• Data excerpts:
◆ ◆ ◆ ◆ ◆

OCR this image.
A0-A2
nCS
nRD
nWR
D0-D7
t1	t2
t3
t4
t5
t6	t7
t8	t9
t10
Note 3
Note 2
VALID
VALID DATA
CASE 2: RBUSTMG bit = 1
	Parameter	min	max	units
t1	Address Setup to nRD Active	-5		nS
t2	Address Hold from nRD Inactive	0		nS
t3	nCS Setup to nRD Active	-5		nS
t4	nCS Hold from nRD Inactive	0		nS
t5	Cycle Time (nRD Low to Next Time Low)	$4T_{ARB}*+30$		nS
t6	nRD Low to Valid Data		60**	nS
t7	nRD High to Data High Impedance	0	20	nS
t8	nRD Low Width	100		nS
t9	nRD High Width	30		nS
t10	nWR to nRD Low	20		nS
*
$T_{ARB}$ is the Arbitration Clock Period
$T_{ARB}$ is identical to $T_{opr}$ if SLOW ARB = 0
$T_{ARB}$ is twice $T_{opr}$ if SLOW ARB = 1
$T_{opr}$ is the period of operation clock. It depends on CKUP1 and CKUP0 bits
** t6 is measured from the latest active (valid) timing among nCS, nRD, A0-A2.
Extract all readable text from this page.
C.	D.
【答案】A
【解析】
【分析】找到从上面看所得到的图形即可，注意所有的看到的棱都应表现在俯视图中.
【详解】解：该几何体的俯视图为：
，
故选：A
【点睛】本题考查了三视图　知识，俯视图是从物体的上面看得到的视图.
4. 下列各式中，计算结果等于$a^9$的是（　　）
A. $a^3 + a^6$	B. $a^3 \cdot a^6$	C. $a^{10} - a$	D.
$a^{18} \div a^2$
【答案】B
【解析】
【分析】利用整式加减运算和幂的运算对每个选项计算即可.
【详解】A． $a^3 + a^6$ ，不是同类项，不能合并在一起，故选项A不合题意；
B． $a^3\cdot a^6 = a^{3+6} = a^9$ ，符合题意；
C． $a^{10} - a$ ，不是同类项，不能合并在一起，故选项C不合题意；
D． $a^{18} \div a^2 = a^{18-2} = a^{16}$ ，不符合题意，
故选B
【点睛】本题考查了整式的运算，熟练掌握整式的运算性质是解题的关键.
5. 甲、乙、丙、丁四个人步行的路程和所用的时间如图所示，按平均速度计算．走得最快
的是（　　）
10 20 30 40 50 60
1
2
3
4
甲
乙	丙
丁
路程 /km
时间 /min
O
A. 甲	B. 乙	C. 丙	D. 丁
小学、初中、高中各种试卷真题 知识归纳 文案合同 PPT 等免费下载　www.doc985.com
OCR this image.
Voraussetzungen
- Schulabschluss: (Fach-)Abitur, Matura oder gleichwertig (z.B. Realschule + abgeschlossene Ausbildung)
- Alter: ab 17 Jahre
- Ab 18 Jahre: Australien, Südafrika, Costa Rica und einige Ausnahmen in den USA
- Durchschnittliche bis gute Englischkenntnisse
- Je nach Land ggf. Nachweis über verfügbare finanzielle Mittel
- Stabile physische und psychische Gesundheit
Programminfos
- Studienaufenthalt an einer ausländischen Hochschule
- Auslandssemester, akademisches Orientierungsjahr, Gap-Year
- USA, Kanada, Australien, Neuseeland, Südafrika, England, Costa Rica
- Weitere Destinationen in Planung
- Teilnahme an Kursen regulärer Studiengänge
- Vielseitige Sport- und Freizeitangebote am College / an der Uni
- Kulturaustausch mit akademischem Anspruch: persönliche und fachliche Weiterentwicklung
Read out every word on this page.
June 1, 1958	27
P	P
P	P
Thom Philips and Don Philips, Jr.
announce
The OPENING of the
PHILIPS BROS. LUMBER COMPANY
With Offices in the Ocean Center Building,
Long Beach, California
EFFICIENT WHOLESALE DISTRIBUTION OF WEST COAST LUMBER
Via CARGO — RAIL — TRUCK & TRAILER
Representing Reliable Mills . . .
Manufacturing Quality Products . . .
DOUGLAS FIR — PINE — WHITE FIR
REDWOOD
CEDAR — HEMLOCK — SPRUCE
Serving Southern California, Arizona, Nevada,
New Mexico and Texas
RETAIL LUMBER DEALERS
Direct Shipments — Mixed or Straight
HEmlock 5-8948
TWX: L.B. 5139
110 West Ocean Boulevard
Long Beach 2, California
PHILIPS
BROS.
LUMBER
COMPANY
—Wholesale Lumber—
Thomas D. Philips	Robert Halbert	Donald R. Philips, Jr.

◆ ◆ ◆ ◆ ◆

Type out the full listing again, exactly as given.

OCR this image.
A0-A2
nCS
nRD
nWR
D0-D7
t1	t2
t3
t4
t5
t6	t7
t8	t9
t10
Note 3
Note 2
VALID
VALID DATA
CASE 2: RBUSTMG bit = 1
	Parameter	min	max	units
t1	Address Setup to nRD Active	-5		nS
t2	Address Hold from nRD Inactive	0		nS
t3	nCS Setup to nRD Active	-5		nS
t4	nCS Hold from nRD Inactive	0		nS
t5	Cycle Time (nRD Low to Next Time Low)	$4T_{ARB}*+30$		nS
t6	nRD Low to Valid Data		60**	nS
t7	nRD High to Data High Impedance	0	20	nS
t8	nRD Low Width	100		nS
t9	nRD High Width	30		nS
t10	nWR to nRD Low	20		nS
*
$T_{ARB}$ is the Arbitration Clock Period
$T_{ARB}$ is identical to $T_{opr}$ if SLOW ARB = 0
$T_{ARB}$ is twice $T_{opr}$ if SLOW ARB = 1
$T_{opr}$ is the period of operation clock. It depends on CKUP1 and CKUP0 bits
** t6 is measured from the latest active (valid) timing among nCS, nRD, A0-A2.
Extract all readable text from this page.
C.	D.
【答案】A
【解析】
【分析】找到从上面看所得到的图形即可，注意所有的看到的棱都应表现在俯视图中.
【详解】解：该几何体的俯视图为：
，
故选：A
【点睛】本题考查了三视图　知识，俯视图是从物体的上面看得到的视图.
4. 下列各式中，计算结果等于$a^9$的是（　　）
A. $a^3 + a^6$	B. $a^3 \cdot a^6$	C. $a^{10} - a$	D.
$a^{18} \div a^2$
【答案】B
【解析】
【分析】利用整式加减运算和幂的运算对每个选项计算即可.
【详解】A． $a^3 + a^6$ ，不是同类项，不能合并在一起，故选项A不合题意；
B． $a^3\cdot a^6 = a^{3+6} = a^9$ ，符合题意；
C． $a^{10} - a$ ，不是同类项，不能合并在一起，故选项C不合题意；
D． $a^{18} \div a^2 = a^{18-2} = a^{16}$ ，不符合题意，
故选B
【点睛】本题考查了整式的运算，熟练掌握整式的运算性质是解题的关键.
5. 甲、乙、丙、丁四个人步行的路程和所用的时间如图所示，按平均速度计算．走得最快
的是（　　）
10 20 30 40 50 60
1
2
3
4
甲
乙	丙
丁
路程 /km
时间 /min
O
A. 甲	B. 乙	C. 丙	D. 丁
小学、初中、高中各种试卷真题 知识归纳 文案合同 PPT 等免费下载　www.doc985.com
OCR this image.
Voraussetzungen
- Schulabschluss: (Fach-)Abitur, Matura oder gleichwertig (z.B. Realschule + abgeschlossene Ausbildung)
- Alter: ab 17 Jahre
- Ab 18 Jahre: Australien, Südafrika, Costa Rica und einige Ausnahmen in den USA
- Durchschnittliche bis gute Englischkenntnisse
- Je nach Land ggf. Nachweis über verfügbare finanzielle Mittel
- Stabile physische und psychische Gesundheit
Programminfos
- Studienaufenthalt an einer ausländischen Hochschule
- Auslandssemester, akademisches Orientierungsjahr, Gap-Year
- USA, Kanada, Australien, Neuseeland, Südafrika, England, Costa Rica
- Weitere Destinationen in Planung
- Teilnahme an Kursen regulärer Studiengänge
- Vielseitige Sport- und Freizeitangebote am College / an der Uni
- Kulturaustausch mit akademischem Anspruch: persönliche und fachliche Weiterentwicklung
Read out every word on this page.
June 1, 1958	27
P	P
P	P
Thom Philips and Don Philips, Jr.
announce
The OPENING of the
PHILIPS BROS. LUMBER COMPANY
With Offices in the Ocean Center Building,
Long Beach, California
EFFICIENT WHOLESALE DISTRIBUTION OF WEST COAST LUMBER
Via CARGO — RAIL — TRUCK & TRAILER
Representing Reliable Mills . . .
Manufacturing Quality Products . . .
DOUGLAS FIR — PINE — WHITE FIR
REDWOOD
CEDAR — HEMLOCK — SPRUCE
Serving Southern California, Arizona, Nevada,
New Mexico and Texas
RETAIL LUMBER DEALERS
Direct Shipments — Mixed or Straight
HEmlock 5-8948
TWX: L.B. 5139
110 West Ocean Boulevard
Long Beach 2, California
PHILIPS
BROS.
LUMBER
COMPANY
—Wholesale Lumber—
Thomas D. Philips	Robert Halbert	Donald R. Philips, Jr.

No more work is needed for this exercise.